§ What the exercise asks
Which lines hold the string "this"? Copy every one of them.

━━━━━ Material shown

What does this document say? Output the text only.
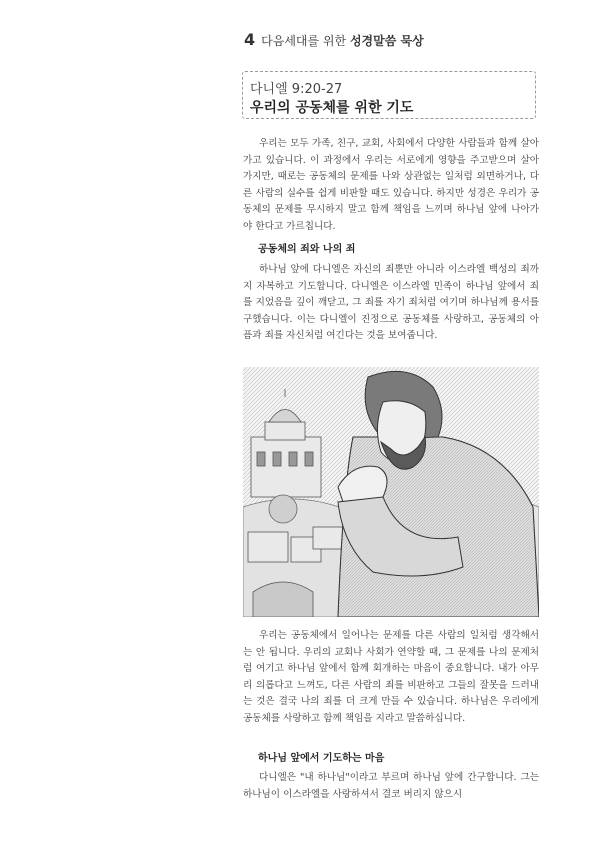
4 다음세대를 위한 성경말씀 묵상
다니엘 9:20-27
우리의 공동체를 위한 기도

우리는 모두 가족, 친구, 교회, 사회에서 다양한 사람들과 함께 살아가고 있습니다. 이 과정에서 우리는 서로에게 영향을 주고받으며 살아가지만, 때로는 공동체의 문제를 나와 상관없는 일처럼 외면하거나, 다른 사람의 실수를 쉽게 비판할 때도 있습니다. 하지만 성경은 우리가 공동체의 문제를 무시하지 말고 함께 책임을 느끼며 하나님 앞에 나아가야 한다고 가르칩니다.

공동체의 죄와 나의 죄

하나님 앞에 다니엘은 자신의 죄뿐만 아니라 이스라엘 백성의 죄까지 자복하고 기도합니다. 다니엘은 이스라엘 민족이 하나님 앞에서 죄를 지었음을 깊이 깨닫고, 그 죄를 자기 죄처럼 여기며 하나님께 용서를 구했습니다. 이는 다니엘이 진정으로 공동체를 사랑하고, 공동체의 아픔과 죄를 자신처럼 여긴다는 것을 보여줍니다.

우리는 공동체에서 일어나는 문제를 다른 사람의 일처럼 생각해서는 안 됩니다. 우리의 교회나 사회가 연약할 때, 그 문제를 나의 문제처럼 여기고 하나님 앞에서 함께 회개하는 마음이 중요합니다. 내가 아무리 의롭다고 느껴도, 다른 사람의 죄를 비판하고 그들의 잘못을 드러내는 것은 결국 나의 죄를 더 크게 만들 수 있습니다. 하나님은 우리에게 공동체를 사랑하고 함께 책임을 지라고 말씀하십니다.

하나님 앞에서 기도하는 마음

다니엘은 "내 하나님"이라고 부르며 하나님 앞에 간구합니다. 그는 하나님이 이스라엘을 사랑하셔서 결코 버리지 않으시
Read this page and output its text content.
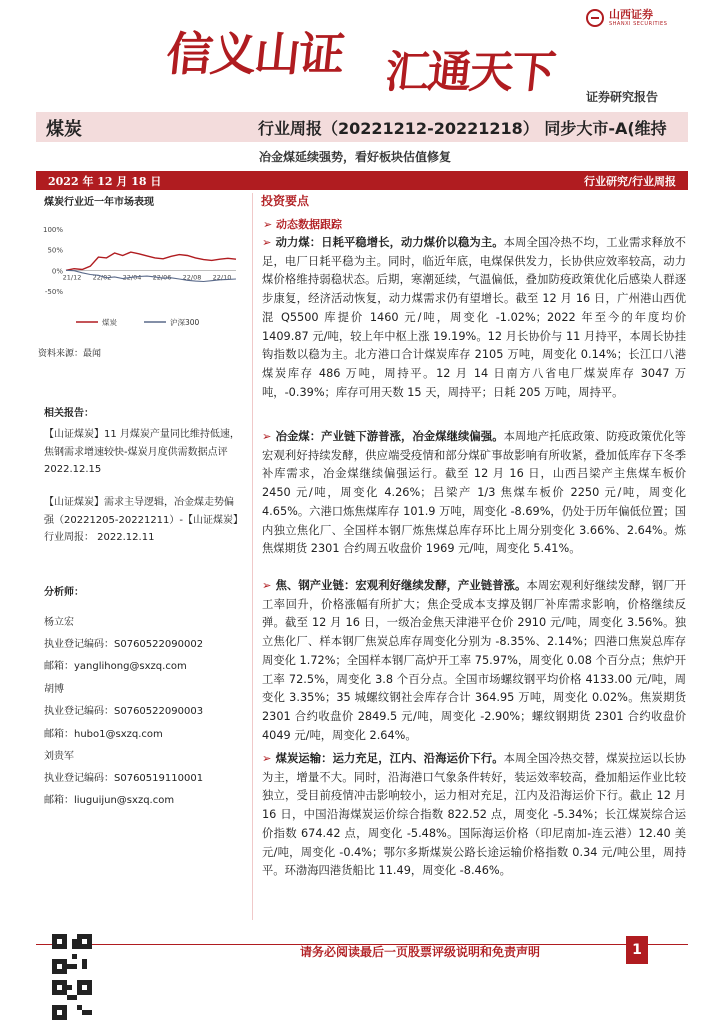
山西证券
SHANXI SECURITIES
信义山证 汇通天下 证券研究报告
煤炭	行业周报（20221212-20221218） 同步大市-A(维持
冶金煤延续强势，看好板块估值修复
2022 年 12 月 18 日	行业研究/行业周报
煤炭行业近一年市场表现
100%
50%
0%
-50%
21/12 22/02 22/04 22/06 22/08 22/10
煤炭	沪深300
资料来源：最闻
相关报告：
【山证煤炭】11 月煤炭产量同比维持低速，焦钢需求增速较快-煤炭月度供需数据点评 2022.12.15
【山证煤炭】需求主导逻辑，冶金煤走势偏强（20221205-20221211）-【山证煤炭】行业周报： 2022.12.11
分析师：
杨立宏
执业登记编码：S0760522090002
邮箱：yanglihong@sxzq.com
胡博
执业登记编码：S0760522090003
邮箱：hubo1@sxzq.com
刘贵军
执业登记编码：S0760519110001
邮箱：liuguijun@sxzq.com
投资要点
➢ 动态数据跟踪
➢ 动力煤：日耗平稳增长，动力煤价以稳为主。本周全国冷热不均，工业需求释放不足，电厂日耗平稳为主。同时，临近年底，电煤保供发力，长协供应效率较高，动力煤价格维持弱稳状态。后期，寒潮延续，气温偏低，叠加防疫政策优化后感染人群逐步康复，经济活动恢复，动力煤需求仍有望增长。截至 12 月 16 日，广州港山西优混 Q5500 库提价 1460 元/吨，周变化 -1.02%；2022 年至今的年度均价 1409.87 元/吨，较上年中枢上涨 19.19%。12 月长协价与 11 月持平，本周长协挂钩指数以稳为主。北方港口合计煤炭库存 2105 万吨，周变化 0.14%；长江口八港煤炭库存 486 万吨，周持平。12 月 14 日南方八省电厂煤炭库存 3047 万吨，-0.39%；库存可用天数 15 天，周持平；日耗 205 万吨，周持平。
➢ 冶金煤：产业链下游普涨，冶金煤继续偏强。本周地产托底政策、防疫政策优化等宏观利好持续发酵，供应端受疫情和部分煤矿事故影响有所收紧，叠加低库存下冬季补库需求，冶金煤继续偏强运行。截至 12 月 16 日，山西吕梁产主焦煤车板价 2450 元/吨，周变化 4.26%；吕梁产 1/3 焦煤车板价 2250 元/吨，周变化 4.65%。六港口炼焦煤库存 101.9 万吨，周变化 -8.69%，仍处于历年偏低位置；国内独立焦化厂、全国样本钢厂炼焦煤总库存环比上周分别变化 3.66%、2.64%。炼焦煤期货 2301 合约周五收盘价 1969 元/吨，周变化 5.41%。
➢ 焦、钢产业链：宏观利好继续发酵，产业链普涨。本周宏观利好继续发酵，钢厂开工率回升，价格涨幅有所扩大；焦企受成本支撑及钢厂补库需求影响，价格继续反弹。截至 12 月 16 日，一级冶金焦天津港平仓价 2910 元/吨，周变化 3.56%。独立焦化厂、样本钢厂焦炭总库存周变化分别为 -8.35%、2.14%；四港口焦炭总库存周变化 1.72%；全国样本钢厂高炉开工率 75.97%，周变化 0.08 个百分点；焦炉开工率 72.5%，周变化 3.8 个百分点。全国市场螺纹钢平均价格 4133.00 元/吨，周变化 3.35%；35 城螺纹钢社会库存合计 364.95 万吨，周变化 0.02%。焦炭期货 2301 合约收盘价 2849.5 元/吨，周变化 -2.90%；螺纹钢期货 2301 合约收盘价 4049 元/吨，周变化 2.64%。
➢ 煤炭运输：运力充足，江内、沿海运价下行。本周全国冷热交替，煤炭拉运以长协为主，增量不大。同时，沿海港口气象条件转好，装运效率较高，叠加船运作业比较独立，受目前疫情冲击影响较小，运力相对充足，江内及沿海运价下行。截止 12 月 16 日，中国沿海煤炭运价综合指数 822.52 点，周变化 -5.34%；长江煤炭综合运价指数 674.42 点，周变化 -5.48%。国际海运价格（印尼南加-连云港）12.40 美元/吨，周变化 -0.4%；鄂尔多斯煤炭公路长途运输价格指数 0.34 元/吨公里，周持平。环渤海四港货船比 11.49，周变化 -8.46%。
请务必阅读最后一页股票评级说明和免责声明	1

━━━━━━━━━━

§ Answer to the exercise
What does this document say? Output the text only.
Read this page and output its text content.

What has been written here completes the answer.